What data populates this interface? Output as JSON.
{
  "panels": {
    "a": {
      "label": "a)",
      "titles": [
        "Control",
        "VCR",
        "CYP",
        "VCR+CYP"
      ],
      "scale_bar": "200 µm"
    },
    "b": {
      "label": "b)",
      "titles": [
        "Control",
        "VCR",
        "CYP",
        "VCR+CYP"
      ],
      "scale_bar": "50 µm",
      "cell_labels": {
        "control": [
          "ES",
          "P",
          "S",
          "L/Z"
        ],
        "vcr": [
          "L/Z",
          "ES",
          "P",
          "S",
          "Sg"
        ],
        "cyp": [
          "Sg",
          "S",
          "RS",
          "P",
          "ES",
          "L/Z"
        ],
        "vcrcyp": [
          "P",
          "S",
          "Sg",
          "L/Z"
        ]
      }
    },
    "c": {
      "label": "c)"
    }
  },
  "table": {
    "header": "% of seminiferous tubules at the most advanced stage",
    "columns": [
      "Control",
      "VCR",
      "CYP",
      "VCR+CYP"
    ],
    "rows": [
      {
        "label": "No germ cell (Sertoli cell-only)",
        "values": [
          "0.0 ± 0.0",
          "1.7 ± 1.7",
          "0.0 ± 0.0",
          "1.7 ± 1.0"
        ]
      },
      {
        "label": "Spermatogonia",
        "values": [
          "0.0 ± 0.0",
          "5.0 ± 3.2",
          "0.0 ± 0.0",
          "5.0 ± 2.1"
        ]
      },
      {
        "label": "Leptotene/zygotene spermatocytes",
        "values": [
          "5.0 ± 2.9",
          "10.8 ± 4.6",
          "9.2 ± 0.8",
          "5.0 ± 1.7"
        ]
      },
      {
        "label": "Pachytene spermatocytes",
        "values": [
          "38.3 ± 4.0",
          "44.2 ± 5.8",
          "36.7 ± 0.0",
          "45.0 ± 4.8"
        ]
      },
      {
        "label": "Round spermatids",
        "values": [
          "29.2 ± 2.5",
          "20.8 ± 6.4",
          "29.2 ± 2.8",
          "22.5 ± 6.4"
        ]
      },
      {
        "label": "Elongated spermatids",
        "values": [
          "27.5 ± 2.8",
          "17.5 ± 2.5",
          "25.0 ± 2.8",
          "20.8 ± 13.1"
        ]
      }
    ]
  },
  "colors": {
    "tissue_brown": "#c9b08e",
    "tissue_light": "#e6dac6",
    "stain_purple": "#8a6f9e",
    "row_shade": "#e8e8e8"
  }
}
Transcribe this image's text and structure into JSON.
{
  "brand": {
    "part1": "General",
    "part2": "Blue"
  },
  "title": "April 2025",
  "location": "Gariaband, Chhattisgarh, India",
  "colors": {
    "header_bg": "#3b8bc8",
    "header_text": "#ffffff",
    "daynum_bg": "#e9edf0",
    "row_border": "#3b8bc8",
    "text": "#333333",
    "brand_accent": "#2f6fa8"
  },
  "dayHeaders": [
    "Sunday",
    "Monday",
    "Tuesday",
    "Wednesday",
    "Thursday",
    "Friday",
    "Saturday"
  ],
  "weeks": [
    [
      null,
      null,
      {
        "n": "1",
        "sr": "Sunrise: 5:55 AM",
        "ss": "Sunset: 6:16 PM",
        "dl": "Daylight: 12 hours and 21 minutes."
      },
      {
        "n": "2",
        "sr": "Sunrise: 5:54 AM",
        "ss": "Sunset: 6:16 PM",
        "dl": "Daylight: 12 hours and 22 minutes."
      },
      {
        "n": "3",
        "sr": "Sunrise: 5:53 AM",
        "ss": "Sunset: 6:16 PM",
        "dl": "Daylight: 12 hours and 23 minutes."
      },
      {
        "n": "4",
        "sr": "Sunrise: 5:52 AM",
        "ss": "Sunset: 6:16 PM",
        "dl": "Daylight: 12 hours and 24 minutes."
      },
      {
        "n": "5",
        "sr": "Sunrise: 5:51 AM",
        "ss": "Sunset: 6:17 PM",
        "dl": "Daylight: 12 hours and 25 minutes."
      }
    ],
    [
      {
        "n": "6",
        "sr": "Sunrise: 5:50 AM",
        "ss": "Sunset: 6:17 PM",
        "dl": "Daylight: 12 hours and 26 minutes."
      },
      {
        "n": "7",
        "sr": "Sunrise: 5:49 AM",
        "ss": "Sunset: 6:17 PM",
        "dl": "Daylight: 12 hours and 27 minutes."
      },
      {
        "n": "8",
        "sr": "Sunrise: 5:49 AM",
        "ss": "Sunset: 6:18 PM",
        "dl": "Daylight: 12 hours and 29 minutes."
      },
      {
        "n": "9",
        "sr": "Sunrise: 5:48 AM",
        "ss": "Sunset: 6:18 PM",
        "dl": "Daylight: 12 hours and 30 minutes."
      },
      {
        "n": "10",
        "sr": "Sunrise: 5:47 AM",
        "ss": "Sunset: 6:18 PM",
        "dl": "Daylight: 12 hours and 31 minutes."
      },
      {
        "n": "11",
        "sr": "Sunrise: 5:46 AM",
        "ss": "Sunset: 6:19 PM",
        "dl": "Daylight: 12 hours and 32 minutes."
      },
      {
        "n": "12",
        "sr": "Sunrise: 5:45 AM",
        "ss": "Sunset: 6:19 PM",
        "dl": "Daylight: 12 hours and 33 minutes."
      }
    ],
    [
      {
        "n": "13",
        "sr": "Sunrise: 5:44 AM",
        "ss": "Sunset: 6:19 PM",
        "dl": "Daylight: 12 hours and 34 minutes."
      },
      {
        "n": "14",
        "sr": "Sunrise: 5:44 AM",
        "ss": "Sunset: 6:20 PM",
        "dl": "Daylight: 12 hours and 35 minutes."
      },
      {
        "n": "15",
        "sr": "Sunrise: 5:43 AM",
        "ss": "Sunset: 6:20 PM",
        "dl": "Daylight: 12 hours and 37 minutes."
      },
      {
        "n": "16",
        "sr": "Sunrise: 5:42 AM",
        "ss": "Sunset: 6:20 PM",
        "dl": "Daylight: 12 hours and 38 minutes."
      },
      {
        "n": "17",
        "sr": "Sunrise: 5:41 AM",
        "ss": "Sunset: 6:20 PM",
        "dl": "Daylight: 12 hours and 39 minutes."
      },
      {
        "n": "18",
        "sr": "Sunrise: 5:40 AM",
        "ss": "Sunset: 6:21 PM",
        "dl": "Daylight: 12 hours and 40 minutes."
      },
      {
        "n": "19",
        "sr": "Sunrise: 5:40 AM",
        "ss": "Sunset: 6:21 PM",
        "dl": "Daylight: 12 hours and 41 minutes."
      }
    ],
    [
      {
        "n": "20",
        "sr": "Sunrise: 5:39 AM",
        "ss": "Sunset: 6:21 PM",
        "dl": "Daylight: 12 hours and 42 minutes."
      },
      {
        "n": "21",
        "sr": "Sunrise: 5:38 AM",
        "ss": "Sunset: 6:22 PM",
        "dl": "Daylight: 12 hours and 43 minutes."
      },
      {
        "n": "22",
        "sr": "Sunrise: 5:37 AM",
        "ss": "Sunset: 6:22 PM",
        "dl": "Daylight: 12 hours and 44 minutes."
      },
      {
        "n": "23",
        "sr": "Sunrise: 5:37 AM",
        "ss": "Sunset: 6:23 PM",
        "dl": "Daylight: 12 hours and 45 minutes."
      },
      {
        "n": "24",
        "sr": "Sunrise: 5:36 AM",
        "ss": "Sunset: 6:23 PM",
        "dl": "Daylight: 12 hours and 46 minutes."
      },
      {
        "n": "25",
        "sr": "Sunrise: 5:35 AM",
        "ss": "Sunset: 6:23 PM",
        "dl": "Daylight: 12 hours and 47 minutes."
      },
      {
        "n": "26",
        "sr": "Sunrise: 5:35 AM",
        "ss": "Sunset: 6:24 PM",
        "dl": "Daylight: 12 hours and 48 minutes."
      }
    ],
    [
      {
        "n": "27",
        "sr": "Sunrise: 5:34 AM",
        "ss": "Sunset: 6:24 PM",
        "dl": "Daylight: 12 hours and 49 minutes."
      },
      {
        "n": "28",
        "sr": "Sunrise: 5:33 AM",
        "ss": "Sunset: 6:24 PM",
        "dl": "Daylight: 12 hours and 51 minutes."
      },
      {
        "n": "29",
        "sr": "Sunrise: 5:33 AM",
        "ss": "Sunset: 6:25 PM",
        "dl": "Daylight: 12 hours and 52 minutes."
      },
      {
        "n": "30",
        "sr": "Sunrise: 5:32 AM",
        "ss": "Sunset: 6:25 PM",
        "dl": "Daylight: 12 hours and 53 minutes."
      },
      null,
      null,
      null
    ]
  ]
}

---

**AIM:** Determine how many lines include the string "this". Give no answer but the number.

**PROBLEM SOLUTION:** 2